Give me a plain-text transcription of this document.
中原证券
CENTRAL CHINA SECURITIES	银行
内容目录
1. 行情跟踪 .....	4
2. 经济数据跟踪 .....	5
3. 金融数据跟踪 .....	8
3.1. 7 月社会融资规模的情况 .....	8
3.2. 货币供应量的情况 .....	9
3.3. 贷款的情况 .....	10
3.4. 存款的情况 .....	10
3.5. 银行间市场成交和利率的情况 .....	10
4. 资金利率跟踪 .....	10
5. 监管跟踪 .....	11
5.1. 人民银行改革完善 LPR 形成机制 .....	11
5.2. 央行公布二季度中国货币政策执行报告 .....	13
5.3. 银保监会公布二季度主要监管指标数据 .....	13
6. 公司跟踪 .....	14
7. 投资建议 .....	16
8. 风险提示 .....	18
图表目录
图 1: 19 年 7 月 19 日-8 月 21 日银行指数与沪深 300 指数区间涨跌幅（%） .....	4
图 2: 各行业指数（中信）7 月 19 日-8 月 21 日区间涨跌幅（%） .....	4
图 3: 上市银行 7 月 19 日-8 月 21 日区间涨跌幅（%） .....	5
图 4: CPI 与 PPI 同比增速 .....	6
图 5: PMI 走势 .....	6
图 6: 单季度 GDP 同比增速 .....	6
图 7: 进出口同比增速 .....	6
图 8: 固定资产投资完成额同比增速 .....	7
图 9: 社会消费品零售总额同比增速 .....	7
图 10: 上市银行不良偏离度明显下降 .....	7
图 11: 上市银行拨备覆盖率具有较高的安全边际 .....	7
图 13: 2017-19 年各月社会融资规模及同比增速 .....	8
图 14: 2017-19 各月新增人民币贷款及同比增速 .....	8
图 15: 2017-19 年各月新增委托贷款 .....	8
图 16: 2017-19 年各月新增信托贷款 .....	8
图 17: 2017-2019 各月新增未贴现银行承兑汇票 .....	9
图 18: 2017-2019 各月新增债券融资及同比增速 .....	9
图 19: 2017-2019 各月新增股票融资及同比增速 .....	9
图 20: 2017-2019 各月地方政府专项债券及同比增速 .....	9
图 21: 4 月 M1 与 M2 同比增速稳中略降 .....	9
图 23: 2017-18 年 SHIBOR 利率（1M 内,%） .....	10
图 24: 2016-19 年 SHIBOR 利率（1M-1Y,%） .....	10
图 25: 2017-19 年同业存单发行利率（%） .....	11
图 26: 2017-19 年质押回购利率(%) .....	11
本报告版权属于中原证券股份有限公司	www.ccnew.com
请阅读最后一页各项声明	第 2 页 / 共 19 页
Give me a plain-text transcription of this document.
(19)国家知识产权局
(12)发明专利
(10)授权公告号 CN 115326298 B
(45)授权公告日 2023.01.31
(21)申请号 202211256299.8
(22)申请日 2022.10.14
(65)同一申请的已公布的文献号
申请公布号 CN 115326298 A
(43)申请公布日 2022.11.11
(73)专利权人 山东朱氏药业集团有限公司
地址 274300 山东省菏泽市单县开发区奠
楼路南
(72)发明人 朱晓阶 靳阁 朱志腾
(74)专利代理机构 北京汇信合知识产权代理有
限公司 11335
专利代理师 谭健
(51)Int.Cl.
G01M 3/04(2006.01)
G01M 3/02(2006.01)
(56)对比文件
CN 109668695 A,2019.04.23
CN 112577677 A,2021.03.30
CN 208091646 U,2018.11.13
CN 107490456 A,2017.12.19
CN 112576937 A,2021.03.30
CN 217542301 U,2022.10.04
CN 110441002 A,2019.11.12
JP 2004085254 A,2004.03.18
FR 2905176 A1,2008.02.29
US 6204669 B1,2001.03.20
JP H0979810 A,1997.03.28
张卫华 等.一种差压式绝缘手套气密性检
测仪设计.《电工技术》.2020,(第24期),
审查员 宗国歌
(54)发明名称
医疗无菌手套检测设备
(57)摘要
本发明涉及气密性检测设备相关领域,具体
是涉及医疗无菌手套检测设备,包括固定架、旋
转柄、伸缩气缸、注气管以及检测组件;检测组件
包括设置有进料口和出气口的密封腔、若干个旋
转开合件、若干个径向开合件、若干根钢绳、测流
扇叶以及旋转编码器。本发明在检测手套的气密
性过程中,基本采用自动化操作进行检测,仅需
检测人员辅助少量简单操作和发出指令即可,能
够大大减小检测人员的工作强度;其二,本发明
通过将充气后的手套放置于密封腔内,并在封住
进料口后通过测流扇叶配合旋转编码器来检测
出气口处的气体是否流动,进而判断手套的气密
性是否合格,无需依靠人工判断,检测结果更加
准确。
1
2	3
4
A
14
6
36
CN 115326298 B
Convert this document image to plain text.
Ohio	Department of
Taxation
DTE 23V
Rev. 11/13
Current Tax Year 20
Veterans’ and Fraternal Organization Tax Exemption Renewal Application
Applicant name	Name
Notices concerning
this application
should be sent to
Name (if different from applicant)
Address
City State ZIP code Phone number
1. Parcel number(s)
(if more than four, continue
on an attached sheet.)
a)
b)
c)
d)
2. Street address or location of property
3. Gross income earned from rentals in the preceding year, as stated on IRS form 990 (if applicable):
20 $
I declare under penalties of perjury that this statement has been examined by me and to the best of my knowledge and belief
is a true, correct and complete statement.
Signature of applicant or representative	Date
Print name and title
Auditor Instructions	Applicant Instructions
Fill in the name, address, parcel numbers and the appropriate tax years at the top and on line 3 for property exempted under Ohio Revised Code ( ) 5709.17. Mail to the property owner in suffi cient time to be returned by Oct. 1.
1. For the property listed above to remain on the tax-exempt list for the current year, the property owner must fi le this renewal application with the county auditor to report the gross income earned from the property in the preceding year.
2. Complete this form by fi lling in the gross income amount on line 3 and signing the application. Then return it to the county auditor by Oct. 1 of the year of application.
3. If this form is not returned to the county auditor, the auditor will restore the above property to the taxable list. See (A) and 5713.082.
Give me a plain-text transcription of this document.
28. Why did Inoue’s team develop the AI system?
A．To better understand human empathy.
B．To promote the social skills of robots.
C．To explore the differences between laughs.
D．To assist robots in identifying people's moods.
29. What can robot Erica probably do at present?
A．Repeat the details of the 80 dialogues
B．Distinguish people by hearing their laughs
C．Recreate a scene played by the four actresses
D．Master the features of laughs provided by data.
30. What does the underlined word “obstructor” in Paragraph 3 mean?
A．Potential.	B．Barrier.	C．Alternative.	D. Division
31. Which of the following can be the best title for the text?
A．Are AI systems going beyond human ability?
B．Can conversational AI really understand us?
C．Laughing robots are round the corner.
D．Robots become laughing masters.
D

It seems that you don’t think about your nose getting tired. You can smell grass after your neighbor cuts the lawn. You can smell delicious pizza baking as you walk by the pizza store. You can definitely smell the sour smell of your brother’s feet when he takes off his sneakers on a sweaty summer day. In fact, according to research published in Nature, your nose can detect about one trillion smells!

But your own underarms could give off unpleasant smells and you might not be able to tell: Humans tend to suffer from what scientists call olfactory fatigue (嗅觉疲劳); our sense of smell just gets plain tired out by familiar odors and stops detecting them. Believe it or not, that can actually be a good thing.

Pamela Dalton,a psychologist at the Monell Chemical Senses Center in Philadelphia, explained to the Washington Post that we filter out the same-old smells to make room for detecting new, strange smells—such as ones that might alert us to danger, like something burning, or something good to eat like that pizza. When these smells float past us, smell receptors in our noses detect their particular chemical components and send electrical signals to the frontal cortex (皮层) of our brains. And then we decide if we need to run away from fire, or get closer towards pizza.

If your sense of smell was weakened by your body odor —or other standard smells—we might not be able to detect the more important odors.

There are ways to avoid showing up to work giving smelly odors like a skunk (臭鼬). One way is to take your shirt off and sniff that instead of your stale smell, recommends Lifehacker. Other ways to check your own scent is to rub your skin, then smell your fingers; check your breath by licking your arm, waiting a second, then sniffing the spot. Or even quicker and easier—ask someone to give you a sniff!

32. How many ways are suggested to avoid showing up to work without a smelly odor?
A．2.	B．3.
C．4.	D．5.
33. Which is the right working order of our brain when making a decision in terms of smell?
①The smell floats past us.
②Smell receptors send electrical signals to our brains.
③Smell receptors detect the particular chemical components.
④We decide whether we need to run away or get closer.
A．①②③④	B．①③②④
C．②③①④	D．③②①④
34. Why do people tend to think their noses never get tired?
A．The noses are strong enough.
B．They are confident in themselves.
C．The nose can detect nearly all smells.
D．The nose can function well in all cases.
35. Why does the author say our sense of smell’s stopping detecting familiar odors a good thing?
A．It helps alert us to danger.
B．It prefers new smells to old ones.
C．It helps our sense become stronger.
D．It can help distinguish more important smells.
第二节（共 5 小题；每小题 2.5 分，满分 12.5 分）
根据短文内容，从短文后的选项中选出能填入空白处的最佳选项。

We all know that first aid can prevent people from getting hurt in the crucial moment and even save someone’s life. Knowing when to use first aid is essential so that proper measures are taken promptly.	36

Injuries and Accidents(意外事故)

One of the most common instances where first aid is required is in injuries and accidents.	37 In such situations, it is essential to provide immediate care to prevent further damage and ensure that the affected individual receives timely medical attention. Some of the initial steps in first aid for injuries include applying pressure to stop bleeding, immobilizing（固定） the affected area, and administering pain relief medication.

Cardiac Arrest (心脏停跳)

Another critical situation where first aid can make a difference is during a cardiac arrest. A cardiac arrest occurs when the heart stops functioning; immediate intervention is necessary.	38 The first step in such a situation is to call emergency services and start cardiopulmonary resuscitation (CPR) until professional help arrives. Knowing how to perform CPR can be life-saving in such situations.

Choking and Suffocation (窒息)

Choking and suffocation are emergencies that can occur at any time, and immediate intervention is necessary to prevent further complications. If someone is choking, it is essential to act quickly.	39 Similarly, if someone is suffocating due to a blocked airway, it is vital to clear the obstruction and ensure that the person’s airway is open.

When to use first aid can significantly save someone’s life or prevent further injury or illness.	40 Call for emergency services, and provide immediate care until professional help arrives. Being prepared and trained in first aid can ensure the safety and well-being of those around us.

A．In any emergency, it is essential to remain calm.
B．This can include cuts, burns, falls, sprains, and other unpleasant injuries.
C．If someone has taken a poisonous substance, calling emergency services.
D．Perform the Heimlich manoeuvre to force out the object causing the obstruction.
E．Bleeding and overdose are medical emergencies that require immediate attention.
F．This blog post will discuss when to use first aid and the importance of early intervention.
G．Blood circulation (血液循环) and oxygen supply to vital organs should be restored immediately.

+ + + + + + +

● **Given task**
Copy each line of the listing that contains the string "should".

● **Answer for this exercise**
should be sent to
G．Blood circulation (血液循环) and oxygen supply to vital organs should be restored immediately.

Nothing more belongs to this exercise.